◆ Challenge: Render this sentence from the Krampus review in Spanish: "When you go into a comedy horror film, you can never really expect a whole lot."

◆ Provided text:
◆ ◆ ◆ ◆ ◆ ◆ ◆
The Invitation is a interesting story, well acted, and a great ending. It can just be a bit painful to get through for those with lesser attention spans or people who don’t want to wait too long for some of the scarier bits.

3 out of 4.

Krampus

Happy Holidays from the end of March!

I wanted to see Krampus when it came out early in December, but unfortunately there weren’t any prescreenings for the film. Guess they assumed critics would hate it, or not get the point, man.

Either way, I was disappointed, but not disappointed enough to spend money on going to the film. December is busy for awards movies, not comedy horror films!

But the idea of a Krampus movie was very exciting. I haven’t even seen a Christmas horror film since Rare Exports years ago, which was wonderful and you should consider adding it to your Christmas collection.

Clown
But this one has scary clowns, so you know it might be more horror than comedy.

It’s Christmas time, yay! We are going to celebrate at the Engel household with their family coming over. Tom (Adam Scott) and Sarah (Toni Collette) have to make sure their house is clean, food cooked and everything decorated for Santa. After all, their kid Max (Emjay Anthony) still believes despite being like 10 or something. Also living in the house is their older daughter Beth (Stefania LaVie Owen) and Omi (Krista Stadler), Tom’s mom. She speaks German!

Anyways, the family eventually comes over. Rednecks. Howard (David Koechner), Dorothy (Conchata Ferrell), and Linda (Allison Tolman) with some dick kids (Queenie Samuel, Lolo Owen) and a baby.

Needless to say, the other boy kids tease poor Max for believing in Santa. They find his letter to Santa and read it outloud, making fun of his wishes for things like his parents to love each other more, and so on. He gets mad and rips up his letter throwing it into the wind! And with that, the power in the whole city goes out. And the winter storm gets a little bit more wintry.

Strange things are afoot. But let’s just cut to the chase. People have ruined Christmas. Krampus is here to punish them.

Gma
Damn grandma, you are brave enough to take on the Krampus alone?

When you go into a comedy horror film, you can never really expect a whole lot. They rarely have large budgets and are never really too funny or too scary. Krampus seems to fit the bill like the other ones, with a slightly more impressive budget.

I feel bad for Adam Scott, who often is put into these sort of roles (see Piranha) and lower budget comedies (see Hot Tub Time Machine 2). He is a funny guy who keeps getting stuck in bad to mediocre films.
◆ ◆ ◆ ◆ ◆ ◆ ◆
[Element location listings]
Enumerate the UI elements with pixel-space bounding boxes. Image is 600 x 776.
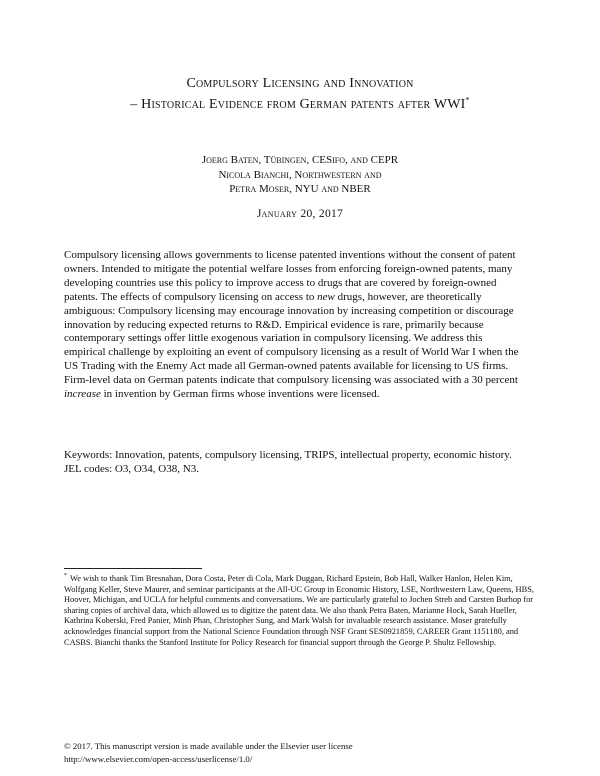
paper-date: January 20, 2017	[256, 208, 344, 220]
title-footnote-mark[interactable]: *	[465, 95, 470, 105]
footnote-text: We wish to thank Tim Bresnahan, Dora Costa, Peter di Cola, Mark Duggan, Richard Epstein, Bob Hall, Walker Hanlon, Helen Kim, Wolfgang Keller, Steve Maurer, and seminar participants at the All-UC Group in Economic History, LSE, Northwestern Law, Queens, HBS, Hoover, Michigan, and UCLA for helpful comments and conversations. We are particularly grateful to Jochen Streb and Carsten Burhop for sharing copies of archival data, which allowed us to digitize the patent data. We also thank Petra Baten, Marianne Hock, Sarah Hueller, Kathrina Koberski, Fred Panier, Minh Phan, Christopher Sung, and Mark Walsh for invaluable research assistance. Moser gratefully acknowledges financial support from the National Science Foundation through NSF Grant SES0921859, CAREER Grant 1151180, and CASBS. Bianchi thanks the Stanford Institute for Policy Research for financial support through the George P. Shultz Fellowship.	[64, 574, 534, 647]
paper-title-text-1: Compulsory Licensing and Innovation	[186, 76, 414, 91]
author-line-2: Nicola Bianchi, Northwestern and	[218, 168, 382, 181]
paper-title-line-1	[40, 75, 560, 93]
abstract-emphasis-new: new	[317, 290, 335, 303]
footnote-divider	[64, 568, 202, 569]
paper-title-text-2: – Historical Evidence from German patents after WWI	[130, 97, 466, 112]
footnote-mark: *	[64, 573, 67, 580]
author-line-3: Petra Moser, NYU and NBER	[229, 183, 371, 195]
author-line-1: Joerg Baten, Tübingen, CESifo, and CEPR	[201, 154, 399, 166]
abstract-text-part-3: in invention by German firms whose inventions were licensed.	[100, 388, 380, 401]
abstract-text-part-1: Compulsory licensing allows governments to license patented inventions without the consent of patent owners. Intended to mitigate the potential welfare losses from enforcing foreign-owned patents, many developing countries use this policy to improve access to drugs that are covered by foreign-owned patents. The effects of compulsory licensing on access to	[64, 249, 516, 303]
abstract-text-part-2: drugs, however, are theoretically ambiguous: Compulsory licensing may encourage innovation by increasing competition or discourage innovation by reducing expected returns to R&D. Empirical evidence is rare, primarily because contemporary settings offer little exogenous variation in compulsory licensing. We address this empirical challenge by exploiting an event of compulsory licensing as a result of World War I when the US Trading with the Enemy Act made all German-owned patents available for licensing to US firms. Firm-level data on German patents indicate that compulsory licensing was associated with a 30 percent	[64, 290, 519, 387]
footnote	[64, 574, 536, 648]
keywords-line: Keywords: Innovation, patents, compulsory licensing, TRIPS, intellectual property, economic history.	[64, 449, 512, 461]
license-line: © 2017. This manuscript version is made available under the Elsevier user license	[64, 741, 353, 751]
jel-codes-line: JEL codes: O3, O34, O38, N3.	[64, 463, 199, 475]
keywords-block	[64, 448, 526, 476]
paper-title-line-2	[40, 96, 560, 114]
license-url-link[interactable]: http://www.elsevier.com/open-access/userlicense/1.0/	[64, 754, 253, 764]
license-notice	[64, 740, 544, 766]
abstract-emphasis-increase: increase	[64, 388, 101, 401]
abstract	[64, 249, 526, 402]
author-block	[60, 153, 540, 197]
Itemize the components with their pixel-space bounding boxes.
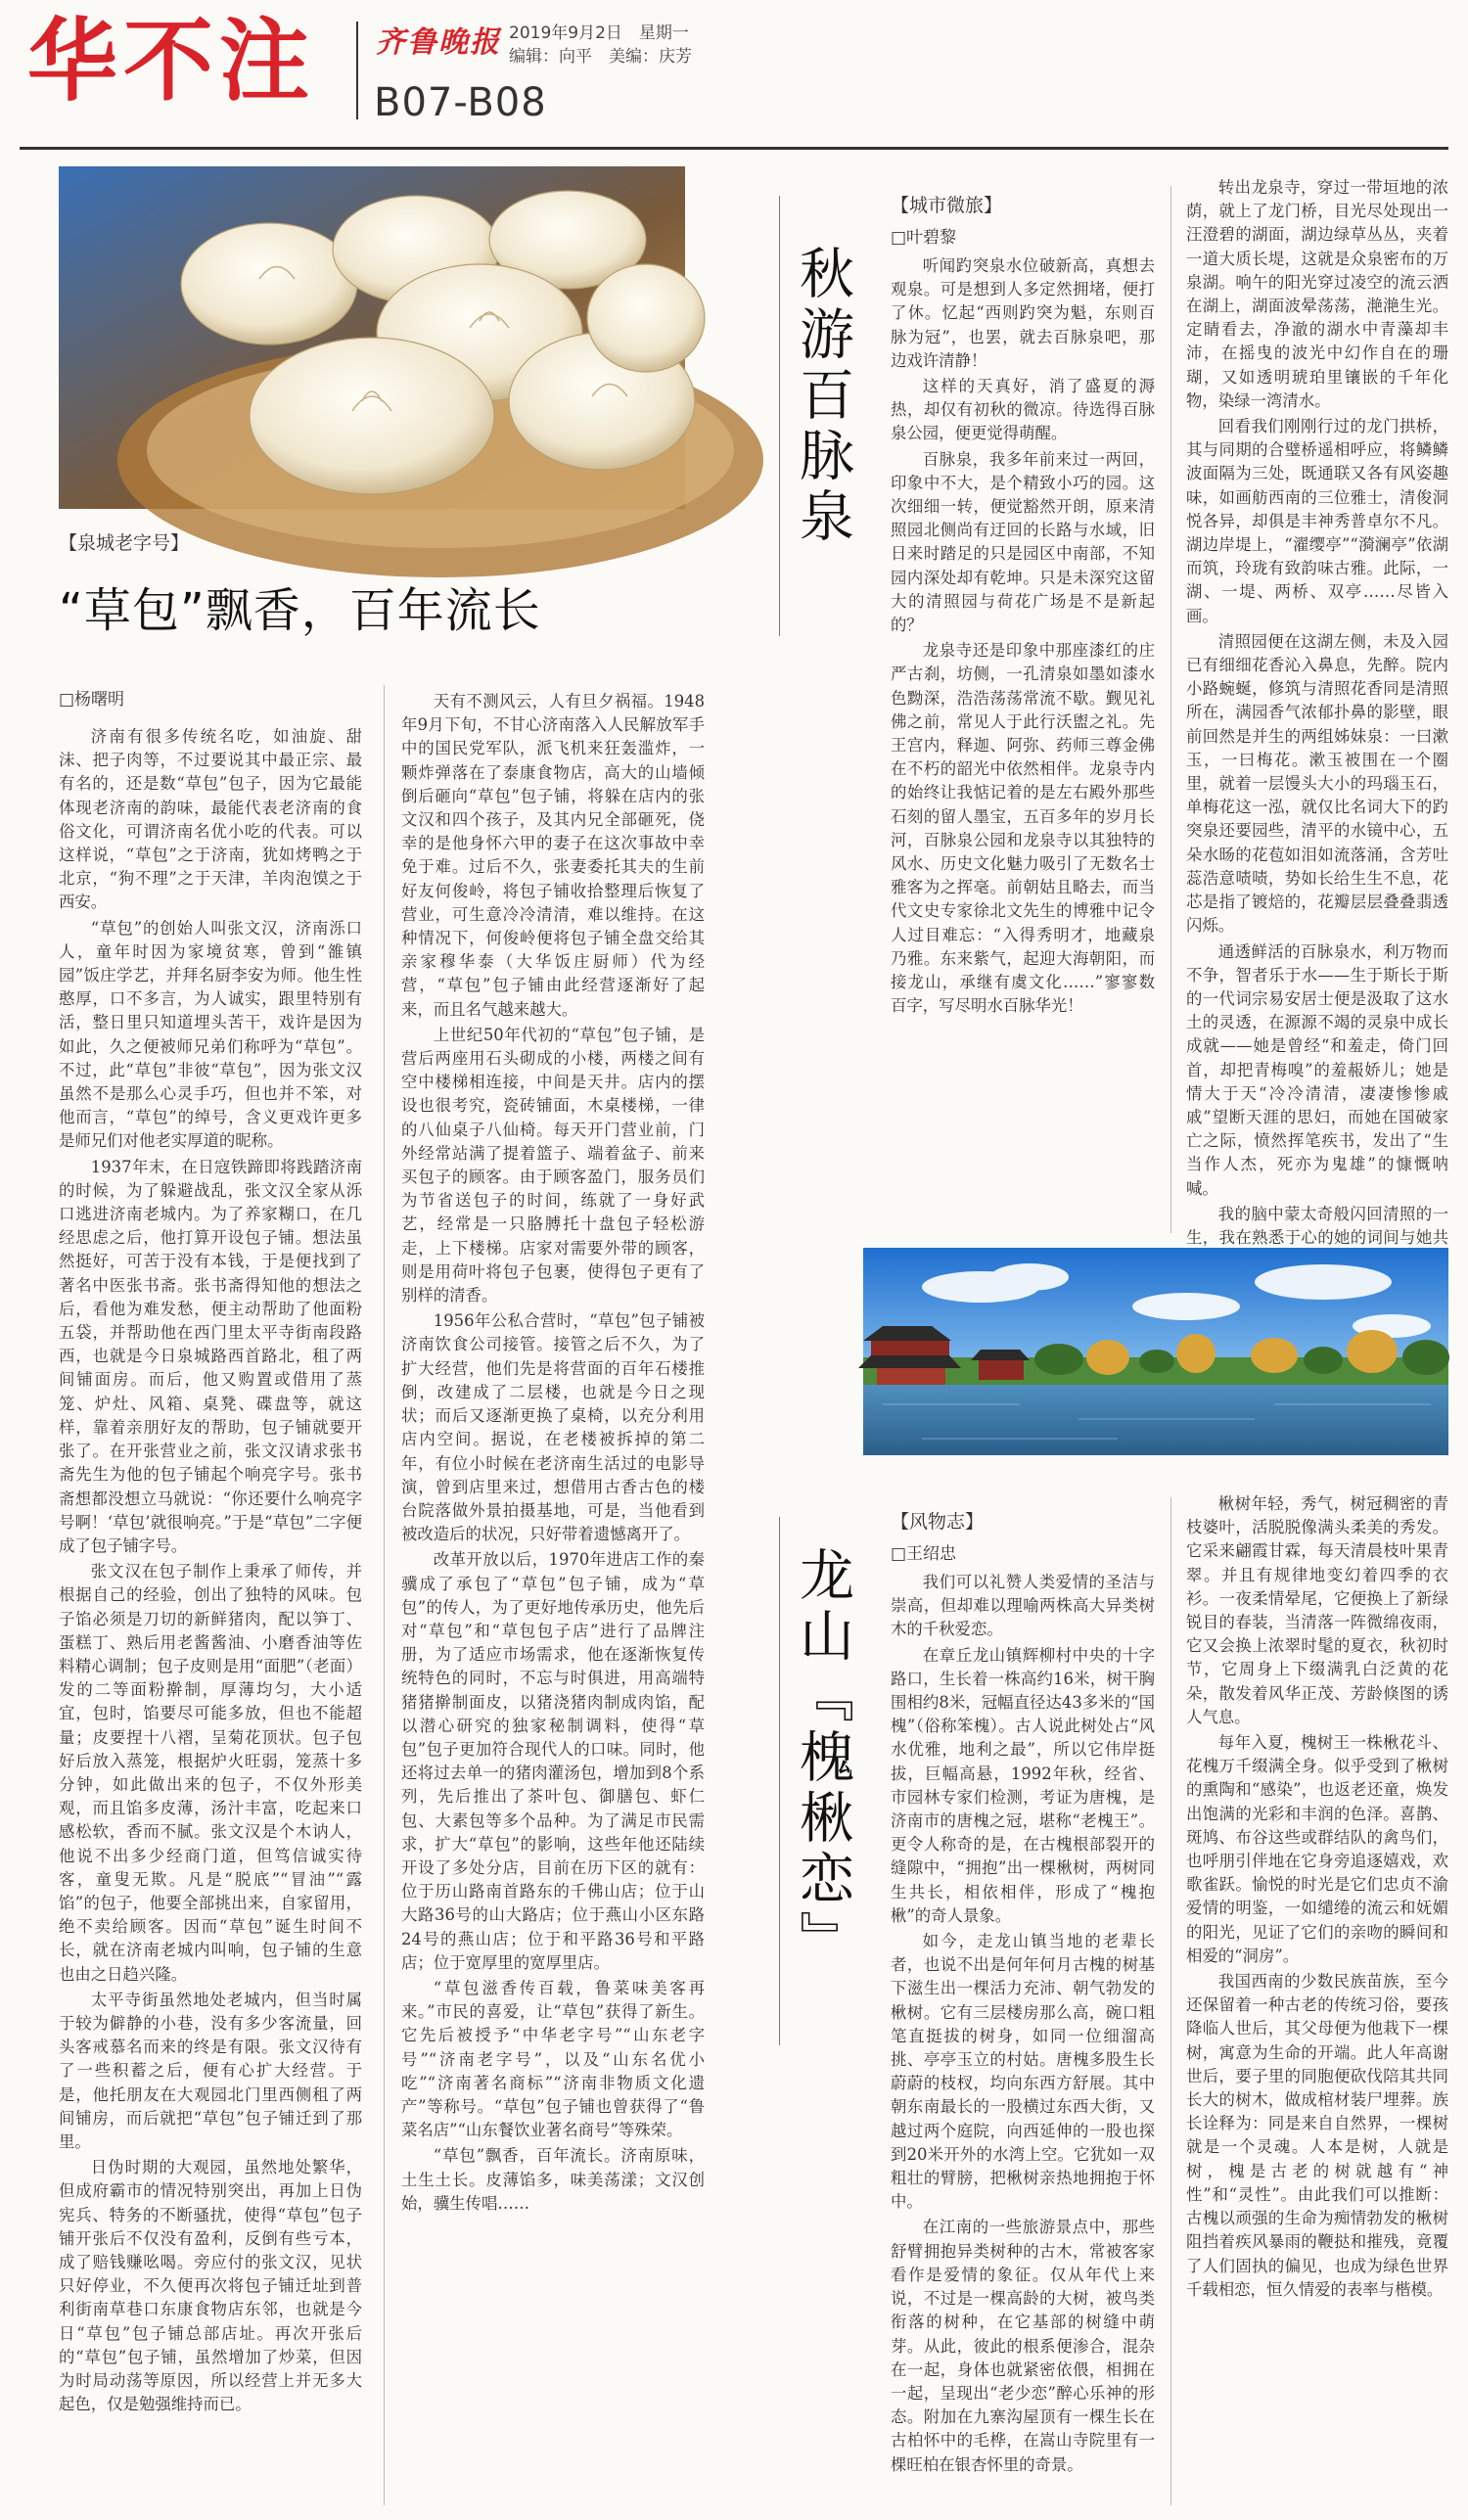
◆ ◆ ◆ ◆ ◆ ◆ ◆
◆ Solution to this task: Cuando vas a ver una película de comedia de terror, nunca puedes esperar gran cosa.